### Stated problem:
Reproduce every line of the items below word for word, without changing a single character.

=== Exercise material ===

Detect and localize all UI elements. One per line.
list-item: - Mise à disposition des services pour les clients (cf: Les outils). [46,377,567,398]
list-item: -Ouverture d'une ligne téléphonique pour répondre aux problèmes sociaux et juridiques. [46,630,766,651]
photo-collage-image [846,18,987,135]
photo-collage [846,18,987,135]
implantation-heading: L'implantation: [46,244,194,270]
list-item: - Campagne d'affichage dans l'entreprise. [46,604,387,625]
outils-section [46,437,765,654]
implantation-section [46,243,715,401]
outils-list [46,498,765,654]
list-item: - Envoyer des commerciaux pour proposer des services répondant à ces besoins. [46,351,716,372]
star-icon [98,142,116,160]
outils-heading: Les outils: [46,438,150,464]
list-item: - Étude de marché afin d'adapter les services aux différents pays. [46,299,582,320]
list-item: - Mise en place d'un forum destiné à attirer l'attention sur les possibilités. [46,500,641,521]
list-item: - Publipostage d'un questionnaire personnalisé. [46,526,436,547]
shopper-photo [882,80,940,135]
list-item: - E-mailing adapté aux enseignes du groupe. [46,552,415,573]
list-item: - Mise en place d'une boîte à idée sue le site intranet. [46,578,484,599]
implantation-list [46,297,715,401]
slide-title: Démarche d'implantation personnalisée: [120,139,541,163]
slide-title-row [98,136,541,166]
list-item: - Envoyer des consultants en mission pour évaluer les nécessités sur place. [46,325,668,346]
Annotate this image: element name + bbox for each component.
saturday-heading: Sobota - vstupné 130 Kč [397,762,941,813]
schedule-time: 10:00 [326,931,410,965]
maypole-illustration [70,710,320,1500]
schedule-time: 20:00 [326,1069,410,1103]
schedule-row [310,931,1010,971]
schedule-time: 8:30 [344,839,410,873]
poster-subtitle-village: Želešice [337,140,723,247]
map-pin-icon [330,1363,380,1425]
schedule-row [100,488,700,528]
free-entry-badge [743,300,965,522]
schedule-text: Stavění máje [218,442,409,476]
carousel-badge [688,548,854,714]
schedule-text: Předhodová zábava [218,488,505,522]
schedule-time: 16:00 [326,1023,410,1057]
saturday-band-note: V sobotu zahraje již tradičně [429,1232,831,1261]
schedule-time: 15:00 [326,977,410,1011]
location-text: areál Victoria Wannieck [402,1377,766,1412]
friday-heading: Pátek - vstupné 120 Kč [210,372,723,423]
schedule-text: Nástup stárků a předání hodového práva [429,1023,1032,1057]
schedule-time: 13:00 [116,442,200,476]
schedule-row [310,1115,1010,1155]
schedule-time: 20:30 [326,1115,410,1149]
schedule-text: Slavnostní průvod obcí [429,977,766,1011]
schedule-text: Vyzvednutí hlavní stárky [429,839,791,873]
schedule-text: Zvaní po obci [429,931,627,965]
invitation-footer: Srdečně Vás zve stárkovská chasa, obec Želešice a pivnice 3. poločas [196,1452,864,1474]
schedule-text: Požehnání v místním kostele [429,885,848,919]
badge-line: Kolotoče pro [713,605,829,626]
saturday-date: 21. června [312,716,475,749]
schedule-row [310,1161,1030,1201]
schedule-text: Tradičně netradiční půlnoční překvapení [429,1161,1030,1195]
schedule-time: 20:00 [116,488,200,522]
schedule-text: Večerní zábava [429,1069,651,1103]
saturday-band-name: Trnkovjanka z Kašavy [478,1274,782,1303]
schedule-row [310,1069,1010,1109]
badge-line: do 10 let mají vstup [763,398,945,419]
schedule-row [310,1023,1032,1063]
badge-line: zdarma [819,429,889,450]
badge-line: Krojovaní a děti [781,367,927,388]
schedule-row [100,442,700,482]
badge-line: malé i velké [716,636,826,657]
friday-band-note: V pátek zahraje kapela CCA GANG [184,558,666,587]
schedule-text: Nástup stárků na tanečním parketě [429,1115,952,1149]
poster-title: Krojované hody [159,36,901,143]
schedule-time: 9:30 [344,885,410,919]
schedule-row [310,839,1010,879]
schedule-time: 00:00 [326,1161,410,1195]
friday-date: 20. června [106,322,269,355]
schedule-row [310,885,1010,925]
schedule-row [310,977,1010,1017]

===

### Final result:
Detect and localize all UI elements. One per line.
list-item: - Mise à disposition des services pour les clients (cf: Les outils). [46,377,567,398]
list-item: -Ouverture d'une ligne téléphonique pour répondre aux problèmes sociaux et juridiques. [46,630,766,651]
photo-collage-image [846,18,987,135]
photo-collage [846,18,987,135]
implantation-heading: L'implantation: [46,244,194,270]
list-item: - Campagne d'affichage dans l'entreprise. [46,604,387,625]
outils-section [46,437,765,654]
implantation-section [46,243,715,401]
outils-list [46,498,765,654]
list-item: - Envoyer des commerciaux pour proposer des services répondant à ces besoins. [46,351,716,372]
star-icon [98,142,116,160]
outils-heading: Les outils: [46,438,150,464]
list-item: - Étude de marché afin d'adapter les services aux différents pays. [46,299,582,320]
list-item: - Mise en place d'un forum destiné à attirer l'attention sur les possibilités. [46,500,641,521]
list-item: - Publipostage d'un questionnaire personnalisé. [46,526,436,547]
shopper-photo [882,80,940,135]
list-item: - E-mailing adapté aux enseignes du groupe. [46,552,415,573]
list-item: - Mise en place d'une boîte à idée sue le site intranet. [46,578,484,599]
implantation-list [46,297,715,401]
slide-title: Démarche d'implantation personnalisée: [120,139,541,163]
slide-title-row [98,136,541,166]
list-item: - Envoyer des consultants en mission pour évaluer les nécessités sur place. [46,325,668,346]
Annotate this image: element name + bbox for each component.
saturday-heading: Sobota - vstupné 130 Kč [397,762,941,813]
schedule-time: 10:00 [326,931,410,965]
maypole-illustration [70,710,320,1500]
schedule-time: 20:00 [326,1069,410,1103]
schedule-row [310,931,1010,971]
schedule-time: 8:30 [344,839,410,873]
poster-subtitle-village: Želešice [337,140,723,247]
map-pin-icon [330,1363,380,1425]
schedule-row [100,488,700,528]
free-entry-badge [743,300,965,522]
schedule-text: Stavění máje [218,442,409,476]
carousel-badge [688,548,854,714]
schedule-text: Předhodová zábava [218,488,505,522]
schedule-time: 16:00 [326,1023,410,1057]
saturday-band-note: V sobotu zahraje již tradičně [429,1232,831,1261]
schedule-time: 15:00 [326,977,410,1011]
location-text: areál Victoria Wannieck [402,1377,766,1412]
friday-heading: Pátek - vstupné 120 Kč [210,372,723,423]
schedule-text: Nástup stárků a předání hodového práva [429,1023,1032,1057]
schedule-time: 13:00 [116,442,200,476]
schedule-row [310,1115,1010,1155]
schedule-time: 20:30 [326,1115,410,1149]
schedule-text: Slavnostní průvod obcí [429,977,766,1011]
schedule-text: Vyzvednutí hlavní stárky [429,839,791,873]
schedule-text: Zvaní po obci [429,931,627,965]
invitation-footer: Srdečně Vás zve stárkovská chasa, obec Želešice a pivnice 3. poločas [196,1452,864,1474]
schedule-text: Požehnání v místním kostele [429,885,848,919]
badge-line: Kolotoče pro [713,605,829,626]
saturday-date: 21. června [312,716,475,749]
schedule-row [310,1161,1030,1201]
schedule-text: Tradičně netradiční půlnoční překvapení [429,1161,1030,1195]
schedule-time: 20:00 [116,488,200,522]
schedule-text: Večerní zábava [429,1069,651,1103]
saturday-band-name: Trnkovjanka z Kašavy [478,1274,782,1303]
schedule-row [310,1069,1010,1109]
badge-line: do 10 let mají vstup [763,398,945,419]
schedule-row [310,1023,1032,1063]
badge-line: zdarma [819,429,889,450]
badge-line: Krojovaní a děti [781,367,927,388]
schedule-row [100,442,700,482]
badge-line: malé i velké [716,636,826,657]
friday-band-note: V pátek zahraje kapela CCA GANG [184,558,666,587]
schedule-text: Nástup stárků na tanečním parketě [429,1115,952,1149]
poster-title: Krojované hody [159,36,901,143]
schedule-time: 9:30 [344,885,410,919]
schedule-row [310,839,1010,879]
schedule-time: 00:00 [326,1161,410,1195]
friday-date: 20. června [106,322,269,355]
schedule-row [310,885,1010,925]
schedule-row [310,977,1010,1017]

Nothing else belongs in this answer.